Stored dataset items
-- Start --
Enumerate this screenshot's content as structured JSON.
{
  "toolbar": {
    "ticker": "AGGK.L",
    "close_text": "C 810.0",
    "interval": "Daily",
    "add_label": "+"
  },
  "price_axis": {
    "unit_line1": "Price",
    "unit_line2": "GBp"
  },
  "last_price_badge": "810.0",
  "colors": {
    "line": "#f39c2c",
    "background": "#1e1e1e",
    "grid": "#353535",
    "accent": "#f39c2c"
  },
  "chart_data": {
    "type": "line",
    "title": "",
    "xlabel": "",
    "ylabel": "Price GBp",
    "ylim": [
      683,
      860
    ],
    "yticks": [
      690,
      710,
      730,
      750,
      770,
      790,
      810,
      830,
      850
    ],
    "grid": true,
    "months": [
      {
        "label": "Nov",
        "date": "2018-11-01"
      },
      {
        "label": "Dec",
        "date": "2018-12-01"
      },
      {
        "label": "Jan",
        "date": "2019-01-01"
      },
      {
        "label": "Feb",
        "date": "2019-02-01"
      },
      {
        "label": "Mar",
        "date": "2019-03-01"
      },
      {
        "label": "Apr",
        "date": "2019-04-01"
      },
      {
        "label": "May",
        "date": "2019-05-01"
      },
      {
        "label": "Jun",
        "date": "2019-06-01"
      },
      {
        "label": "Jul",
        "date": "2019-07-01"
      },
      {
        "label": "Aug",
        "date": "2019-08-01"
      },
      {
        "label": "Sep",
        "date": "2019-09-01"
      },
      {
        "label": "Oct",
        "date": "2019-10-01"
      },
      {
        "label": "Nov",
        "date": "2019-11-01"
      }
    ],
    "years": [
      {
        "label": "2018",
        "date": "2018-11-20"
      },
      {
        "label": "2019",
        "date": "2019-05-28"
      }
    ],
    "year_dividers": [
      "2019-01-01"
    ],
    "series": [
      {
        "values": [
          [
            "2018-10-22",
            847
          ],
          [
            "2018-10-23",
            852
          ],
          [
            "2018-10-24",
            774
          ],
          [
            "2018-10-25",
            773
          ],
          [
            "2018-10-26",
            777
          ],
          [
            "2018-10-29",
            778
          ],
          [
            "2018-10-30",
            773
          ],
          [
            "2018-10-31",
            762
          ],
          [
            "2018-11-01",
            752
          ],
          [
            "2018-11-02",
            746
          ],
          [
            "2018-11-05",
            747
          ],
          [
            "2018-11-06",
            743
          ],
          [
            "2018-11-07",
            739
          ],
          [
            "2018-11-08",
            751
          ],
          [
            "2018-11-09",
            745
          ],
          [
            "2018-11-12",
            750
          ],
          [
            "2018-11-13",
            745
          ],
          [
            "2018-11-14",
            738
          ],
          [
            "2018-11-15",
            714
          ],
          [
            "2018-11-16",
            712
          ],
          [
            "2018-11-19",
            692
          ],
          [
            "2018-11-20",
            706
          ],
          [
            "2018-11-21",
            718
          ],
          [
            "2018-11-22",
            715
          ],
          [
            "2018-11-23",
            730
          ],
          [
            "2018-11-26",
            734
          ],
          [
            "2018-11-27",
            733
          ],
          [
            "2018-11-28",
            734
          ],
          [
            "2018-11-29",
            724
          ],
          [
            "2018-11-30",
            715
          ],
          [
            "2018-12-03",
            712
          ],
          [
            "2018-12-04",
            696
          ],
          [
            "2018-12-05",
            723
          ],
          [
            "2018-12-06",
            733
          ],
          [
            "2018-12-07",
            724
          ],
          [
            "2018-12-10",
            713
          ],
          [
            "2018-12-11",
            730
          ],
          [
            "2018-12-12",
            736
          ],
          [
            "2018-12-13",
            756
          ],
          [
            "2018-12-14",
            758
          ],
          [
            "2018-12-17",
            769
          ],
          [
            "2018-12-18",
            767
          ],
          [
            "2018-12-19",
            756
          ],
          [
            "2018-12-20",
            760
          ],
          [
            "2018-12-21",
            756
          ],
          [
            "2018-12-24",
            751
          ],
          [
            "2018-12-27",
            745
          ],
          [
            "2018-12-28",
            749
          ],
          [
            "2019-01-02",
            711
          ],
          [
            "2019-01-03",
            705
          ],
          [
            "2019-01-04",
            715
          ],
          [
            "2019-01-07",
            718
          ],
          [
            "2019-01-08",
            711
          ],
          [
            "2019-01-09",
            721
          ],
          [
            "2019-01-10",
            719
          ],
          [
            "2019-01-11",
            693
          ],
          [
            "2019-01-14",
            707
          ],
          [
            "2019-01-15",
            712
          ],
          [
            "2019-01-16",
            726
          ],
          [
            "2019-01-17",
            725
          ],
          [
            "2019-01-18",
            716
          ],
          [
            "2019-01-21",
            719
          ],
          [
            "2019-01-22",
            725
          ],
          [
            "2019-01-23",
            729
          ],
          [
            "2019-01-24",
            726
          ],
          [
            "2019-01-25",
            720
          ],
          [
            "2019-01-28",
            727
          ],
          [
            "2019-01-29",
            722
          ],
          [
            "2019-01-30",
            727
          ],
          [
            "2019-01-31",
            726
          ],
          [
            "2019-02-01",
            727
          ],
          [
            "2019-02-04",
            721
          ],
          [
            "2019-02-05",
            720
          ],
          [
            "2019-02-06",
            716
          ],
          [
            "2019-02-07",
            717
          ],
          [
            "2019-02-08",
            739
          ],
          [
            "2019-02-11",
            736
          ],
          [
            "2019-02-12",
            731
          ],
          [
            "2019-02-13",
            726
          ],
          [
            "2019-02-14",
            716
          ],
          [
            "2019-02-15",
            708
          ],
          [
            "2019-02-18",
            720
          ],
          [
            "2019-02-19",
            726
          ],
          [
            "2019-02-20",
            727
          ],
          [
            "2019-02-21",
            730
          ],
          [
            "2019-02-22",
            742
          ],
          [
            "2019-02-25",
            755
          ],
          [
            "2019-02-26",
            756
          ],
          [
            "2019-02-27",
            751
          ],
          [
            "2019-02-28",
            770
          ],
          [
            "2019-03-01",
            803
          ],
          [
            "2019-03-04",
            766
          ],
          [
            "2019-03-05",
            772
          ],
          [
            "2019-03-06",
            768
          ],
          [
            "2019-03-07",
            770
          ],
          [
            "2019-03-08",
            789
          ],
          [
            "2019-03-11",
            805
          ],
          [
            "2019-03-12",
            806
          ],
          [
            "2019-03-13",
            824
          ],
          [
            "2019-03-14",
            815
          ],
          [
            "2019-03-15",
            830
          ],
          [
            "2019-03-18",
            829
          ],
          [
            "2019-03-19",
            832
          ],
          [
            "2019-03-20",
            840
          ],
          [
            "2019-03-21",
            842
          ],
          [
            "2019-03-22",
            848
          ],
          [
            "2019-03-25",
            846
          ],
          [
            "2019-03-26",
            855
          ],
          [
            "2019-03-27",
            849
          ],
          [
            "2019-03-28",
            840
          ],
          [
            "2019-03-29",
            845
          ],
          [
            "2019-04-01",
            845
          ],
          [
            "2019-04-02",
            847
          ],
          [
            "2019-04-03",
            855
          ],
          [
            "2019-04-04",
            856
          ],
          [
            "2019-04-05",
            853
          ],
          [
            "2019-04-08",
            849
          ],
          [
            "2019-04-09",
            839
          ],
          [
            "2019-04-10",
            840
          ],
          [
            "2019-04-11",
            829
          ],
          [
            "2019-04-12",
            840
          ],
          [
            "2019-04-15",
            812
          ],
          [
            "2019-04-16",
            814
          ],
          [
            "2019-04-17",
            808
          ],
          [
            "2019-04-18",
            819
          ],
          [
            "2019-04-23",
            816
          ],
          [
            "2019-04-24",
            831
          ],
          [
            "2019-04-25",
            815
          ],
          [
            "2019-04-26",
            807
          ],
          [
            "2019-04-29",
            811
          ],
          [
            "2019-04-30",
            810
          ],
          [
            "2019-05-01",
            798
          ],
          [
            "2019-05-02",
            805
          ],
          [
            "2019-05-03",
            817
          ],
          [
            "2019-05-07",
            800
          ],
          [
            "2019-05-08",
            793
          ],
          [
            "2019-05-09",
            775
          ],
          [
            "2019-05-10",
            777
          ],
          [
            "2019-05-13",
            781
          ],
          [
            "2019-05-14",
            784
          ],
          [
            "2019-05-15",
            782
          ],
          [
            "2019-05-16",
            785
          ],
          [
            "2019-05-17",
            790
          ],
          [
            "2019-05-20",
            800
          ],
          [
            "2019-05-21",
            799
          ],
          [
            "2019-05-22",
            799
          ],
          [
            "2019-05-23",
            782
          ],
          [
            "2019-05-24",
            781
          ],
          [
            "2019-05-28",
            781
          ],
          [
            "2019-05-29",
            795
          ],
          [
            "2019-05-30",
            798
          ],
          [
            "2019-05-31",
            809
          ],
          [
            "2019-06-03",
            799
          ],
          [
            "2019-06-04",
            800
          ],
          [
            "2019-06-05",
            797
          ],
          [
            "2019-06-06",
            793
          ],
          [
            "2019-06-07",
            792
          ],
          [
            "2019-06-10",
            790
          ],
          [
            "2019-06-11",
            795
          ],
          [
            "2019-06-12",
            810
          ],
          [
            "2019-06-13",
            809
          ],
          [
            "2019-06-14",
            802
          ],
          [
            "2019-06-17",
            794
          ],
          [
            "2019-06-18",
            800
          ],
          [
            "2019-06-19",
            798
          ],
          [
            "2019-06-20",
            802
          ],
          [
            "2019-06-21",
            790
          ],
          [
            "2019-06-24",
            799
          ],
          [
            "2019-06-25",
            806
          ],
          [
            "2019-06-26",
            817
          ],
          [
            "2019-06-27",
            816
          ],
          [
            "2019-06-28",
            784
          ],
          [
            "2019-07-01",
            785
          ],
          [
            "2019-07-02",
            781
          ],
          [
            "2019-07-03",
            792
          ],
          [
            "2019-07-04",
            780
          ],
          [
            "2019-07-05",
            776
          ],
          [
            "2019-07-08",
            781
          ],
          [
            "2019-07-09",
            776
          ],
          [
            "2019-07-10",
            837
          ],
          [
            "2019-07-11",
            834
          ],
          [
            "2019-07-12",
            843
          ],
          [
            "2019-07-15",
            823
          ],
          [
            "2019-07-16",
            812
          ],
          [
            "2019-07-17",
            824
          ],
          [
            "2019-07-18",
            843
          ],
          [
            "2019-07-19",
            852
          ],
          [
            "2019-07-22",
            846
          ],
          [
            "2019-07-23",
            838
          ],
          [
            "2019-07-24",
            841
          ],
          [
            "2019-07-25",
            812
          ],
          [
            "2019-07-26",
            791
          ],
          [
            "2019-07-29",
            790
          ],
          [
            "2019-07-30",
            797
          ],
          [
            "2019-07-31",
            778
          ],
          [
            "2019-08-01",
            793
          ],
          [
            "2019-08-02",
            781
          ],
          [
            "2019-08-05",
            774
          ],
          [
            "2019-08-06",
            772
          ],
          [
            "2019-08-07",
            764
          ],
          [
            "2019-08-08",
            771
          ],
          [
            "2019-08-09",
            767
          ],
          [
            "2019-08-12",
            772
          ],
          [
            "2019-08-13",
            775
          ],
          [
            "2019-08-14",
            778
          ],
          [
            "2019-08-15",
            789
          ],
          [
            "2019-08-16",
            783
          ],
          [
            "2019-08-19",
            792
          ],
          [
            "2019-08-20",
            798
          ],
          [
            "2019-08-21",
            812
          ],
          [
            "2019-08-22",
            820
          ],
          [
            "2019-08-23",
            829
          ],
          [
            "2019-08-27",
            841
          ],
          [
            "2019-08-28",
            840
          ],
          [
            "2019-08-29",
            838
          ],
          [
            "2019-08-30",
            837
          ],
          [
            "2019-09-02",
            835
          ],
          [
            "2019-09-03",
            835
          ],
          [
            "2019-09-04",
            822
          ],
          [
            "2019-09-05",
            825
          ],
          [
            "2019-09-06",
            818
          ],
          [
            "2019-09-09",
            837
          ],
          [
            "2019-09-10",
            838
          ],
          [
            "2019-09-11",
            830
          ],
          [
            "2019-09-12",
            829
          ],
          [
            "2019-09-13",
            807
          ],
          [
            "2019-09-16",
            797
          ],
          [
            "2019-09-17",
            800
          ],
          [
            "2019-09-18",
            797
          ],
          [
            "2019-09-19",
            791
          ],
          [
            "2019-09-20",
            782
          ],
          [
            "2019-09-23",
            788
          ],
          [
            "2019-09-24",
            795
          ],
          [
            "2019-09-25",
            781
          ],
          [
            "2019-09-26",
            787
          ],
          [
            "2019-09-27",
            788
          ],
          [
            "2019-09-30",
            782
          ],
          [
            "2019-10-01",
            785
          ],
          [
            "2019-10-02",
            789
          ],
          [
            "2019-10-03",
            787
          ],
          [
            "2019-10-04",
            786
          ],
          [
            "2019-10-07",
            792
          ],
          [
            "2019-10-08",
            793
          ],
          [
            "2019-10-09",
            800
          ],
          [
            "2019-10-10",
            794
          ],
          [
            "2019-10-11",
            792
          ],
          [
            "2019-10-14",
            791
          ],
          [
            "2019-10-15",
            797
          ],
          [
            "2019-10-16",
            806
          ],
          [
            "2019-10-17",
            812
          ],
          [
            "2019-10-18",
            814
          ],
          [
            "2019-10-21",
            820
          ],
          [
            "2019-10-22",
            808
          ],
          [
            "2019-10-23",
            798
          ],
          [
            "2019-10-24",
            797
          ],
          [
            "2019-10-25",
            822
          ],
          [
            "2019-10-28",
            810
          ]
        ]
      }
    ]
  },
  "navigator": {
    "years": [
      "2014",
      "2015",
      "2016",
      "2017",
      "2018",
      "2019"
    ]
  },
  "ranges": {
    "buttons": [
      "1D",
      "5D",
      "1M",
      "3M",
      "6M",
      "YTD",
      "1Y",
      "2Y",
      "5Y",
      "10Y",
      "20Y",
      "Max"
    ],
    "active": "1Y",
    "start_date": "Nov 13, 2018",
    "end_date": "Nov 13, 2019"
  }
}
-- End --
-- Start --
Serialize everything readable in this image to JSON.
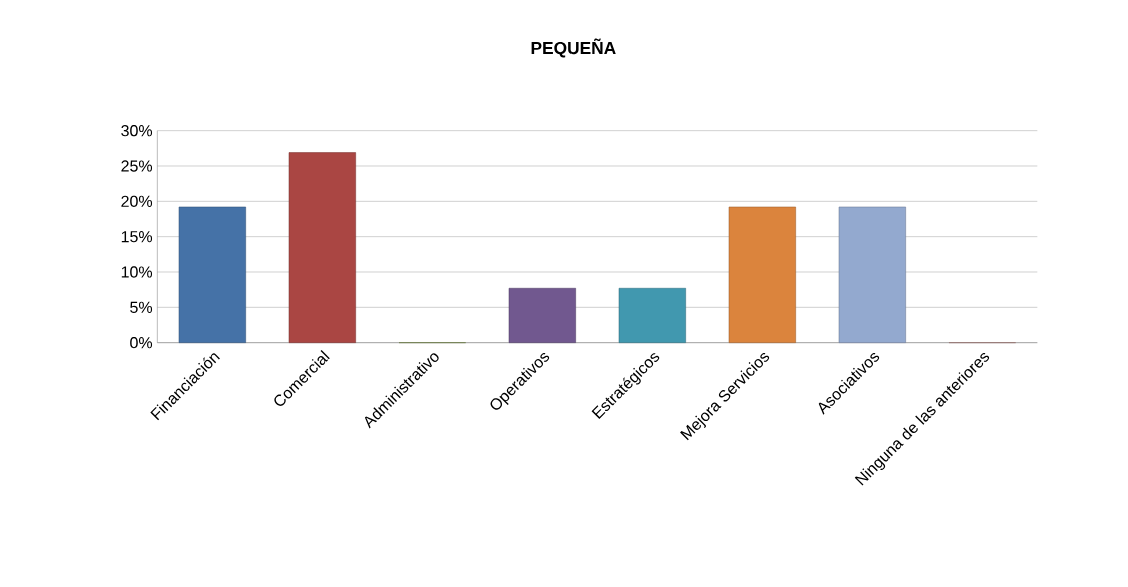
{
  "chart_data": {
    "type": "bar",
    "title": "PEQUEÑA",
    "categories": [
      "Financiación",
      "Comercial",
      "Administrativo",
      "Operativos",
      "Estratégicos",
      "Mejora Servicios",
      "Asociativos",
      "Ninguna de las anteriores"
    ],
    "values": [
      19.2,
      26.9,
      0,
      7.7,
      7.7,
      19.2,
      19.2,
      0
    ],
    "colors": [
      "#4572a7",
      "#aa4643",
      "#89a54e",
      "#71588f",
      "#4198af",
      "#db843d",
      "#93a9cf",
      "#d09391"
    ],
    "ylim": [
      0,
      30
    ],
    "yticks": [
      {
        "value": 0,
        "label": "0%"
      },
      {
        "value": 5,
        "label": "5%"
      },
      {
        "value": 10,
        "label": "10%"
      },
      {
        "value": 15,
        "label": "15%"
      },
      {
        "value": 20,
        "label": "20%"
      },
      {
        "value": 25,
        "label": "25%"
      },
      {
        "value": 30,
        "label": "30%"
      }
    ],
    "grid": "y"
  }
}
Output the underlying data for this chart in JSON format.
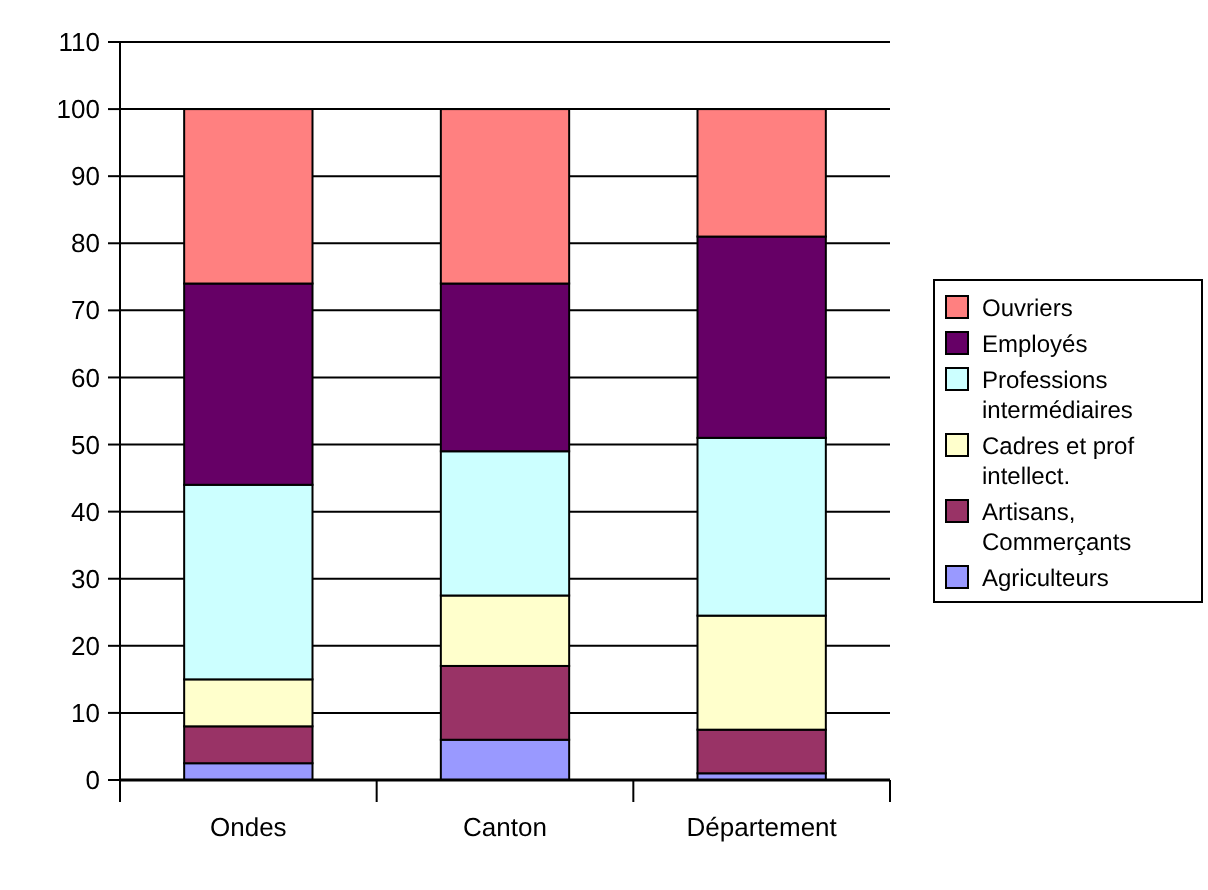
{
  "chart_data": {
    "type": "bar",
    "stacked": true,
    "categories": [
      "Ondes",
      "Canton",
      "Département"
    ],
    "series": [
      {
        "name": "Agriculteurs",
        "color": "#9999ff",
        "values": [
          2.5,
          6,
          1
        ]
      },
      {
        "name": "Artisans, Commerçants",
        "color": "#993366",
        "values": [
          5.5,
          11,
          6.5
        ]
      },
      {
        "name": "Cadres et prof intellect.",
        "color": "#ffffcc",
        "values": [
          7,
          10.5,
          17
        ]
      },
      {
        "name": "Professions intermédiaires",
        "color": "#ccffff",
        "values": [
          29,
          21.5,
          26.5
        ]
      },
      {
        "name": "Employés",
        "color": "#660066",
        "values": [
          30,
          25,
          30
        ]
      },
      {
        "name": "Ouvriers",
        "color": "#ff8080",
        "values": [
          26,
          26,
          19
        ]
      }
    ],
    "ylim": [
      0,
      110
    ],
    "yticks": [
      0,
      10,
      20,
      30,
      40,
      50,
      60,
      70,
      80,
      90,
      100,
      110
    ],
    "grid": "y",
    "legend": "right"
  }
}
-- End --
-- Start --
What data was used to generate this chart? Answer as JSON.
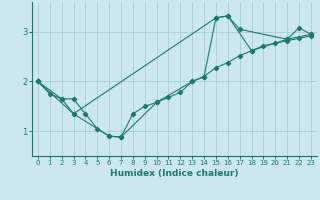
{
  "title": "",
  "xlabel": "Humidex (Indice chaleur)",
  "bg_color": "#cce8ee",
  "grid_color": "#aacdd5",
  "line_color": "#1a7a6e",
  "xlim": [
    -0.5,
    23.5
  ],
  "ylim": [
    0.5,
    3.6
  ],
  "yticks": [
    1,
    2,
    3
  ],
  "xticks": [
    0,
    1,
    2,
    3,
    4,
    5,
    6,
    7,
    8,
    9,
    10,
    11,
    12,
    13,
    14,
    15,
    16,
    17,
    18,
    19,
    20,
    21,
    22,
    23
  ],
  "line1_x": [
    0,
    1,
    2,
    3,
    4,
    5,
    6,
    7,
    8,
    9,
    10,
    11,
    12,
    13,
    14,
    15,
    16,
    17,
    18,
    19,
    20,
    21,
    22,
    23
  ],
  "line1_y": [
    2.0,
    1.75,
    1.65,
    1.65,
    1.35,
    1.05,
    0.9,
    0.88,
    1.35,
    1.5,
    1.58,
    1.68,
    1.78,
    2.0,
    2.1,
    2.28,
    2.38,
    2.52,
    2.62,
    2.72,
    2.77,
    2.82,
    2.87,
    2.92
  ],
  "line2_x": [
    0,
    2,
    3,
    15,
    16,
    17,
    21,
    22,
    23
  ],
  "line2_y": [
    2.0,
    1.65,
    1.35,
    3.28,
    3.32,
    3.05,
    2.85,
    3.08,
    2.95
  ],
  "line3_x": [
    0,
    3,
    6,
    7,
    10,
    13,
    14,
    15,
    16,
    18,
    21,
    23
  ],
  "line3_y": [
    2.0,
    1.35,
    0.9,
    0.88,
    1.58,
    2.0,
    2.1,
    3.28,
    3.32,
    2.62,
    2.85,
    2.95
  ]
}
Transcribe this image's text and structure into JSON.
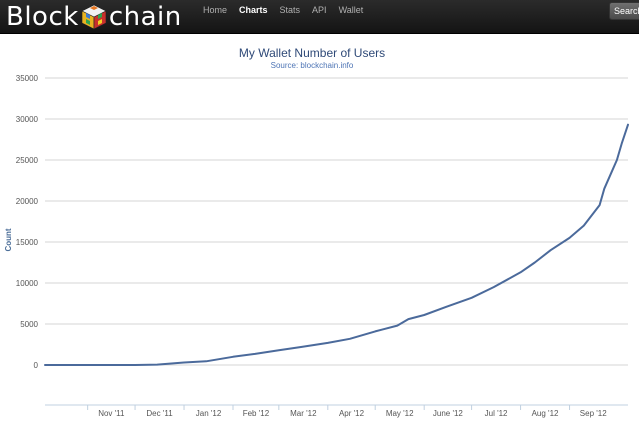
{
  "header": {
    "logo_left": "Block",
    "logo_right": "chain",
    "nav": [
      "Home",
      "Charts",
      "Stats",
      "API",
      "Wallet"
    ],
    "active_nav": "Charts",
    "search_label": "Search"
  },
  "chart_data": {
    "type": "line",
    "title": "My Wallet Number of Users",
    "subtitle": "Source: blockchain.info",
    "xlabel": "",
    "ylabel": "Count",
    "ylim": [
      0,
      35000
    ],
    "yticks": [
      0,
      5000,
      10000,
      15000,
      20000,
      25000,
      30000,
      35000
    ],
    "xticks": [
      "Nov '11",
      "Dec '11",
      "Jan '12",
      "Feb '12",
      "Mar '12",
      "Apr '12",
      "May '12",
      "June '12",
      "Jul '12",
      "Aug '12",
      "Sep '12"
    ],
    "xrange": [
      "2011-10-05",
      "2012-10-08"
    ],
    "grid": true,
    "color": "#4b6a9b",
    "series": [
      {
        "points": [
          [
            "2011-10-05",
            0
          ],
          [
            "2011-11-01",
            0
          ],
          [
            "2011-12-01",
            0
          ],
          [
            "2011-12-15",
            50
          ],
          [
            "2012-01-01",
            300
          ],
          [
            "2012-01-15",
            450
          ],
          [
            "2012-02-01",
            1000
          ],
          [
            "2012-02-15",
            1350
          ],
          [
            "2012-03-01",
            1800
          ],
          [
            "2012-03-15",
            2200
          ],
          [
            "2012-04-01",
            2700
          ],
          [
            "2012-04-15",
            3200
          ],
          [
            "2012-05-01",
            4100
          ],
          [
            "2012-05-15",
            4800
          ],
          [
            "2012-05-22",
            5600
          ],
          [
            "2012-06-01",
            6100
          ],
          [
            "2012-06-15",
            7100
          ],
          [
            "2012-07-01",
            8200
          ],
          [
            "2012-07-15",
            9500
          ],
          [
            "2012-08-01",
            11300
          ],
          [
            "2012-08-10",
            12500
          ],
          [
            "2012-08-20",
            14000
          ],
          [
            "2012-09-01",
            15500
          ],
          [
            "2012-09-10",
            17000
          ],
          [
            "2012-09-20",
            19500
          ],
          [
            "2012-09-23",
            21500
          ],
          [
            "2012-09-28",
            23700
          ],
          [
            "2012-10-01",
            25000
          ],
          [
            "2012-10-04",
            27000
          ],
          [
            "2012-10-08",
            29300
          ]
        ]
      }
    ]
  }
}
-- End --
» **Your task**
For the material, find the number of lines holding the word "JSON" and give that figure and nothing more.

» **Solution**
5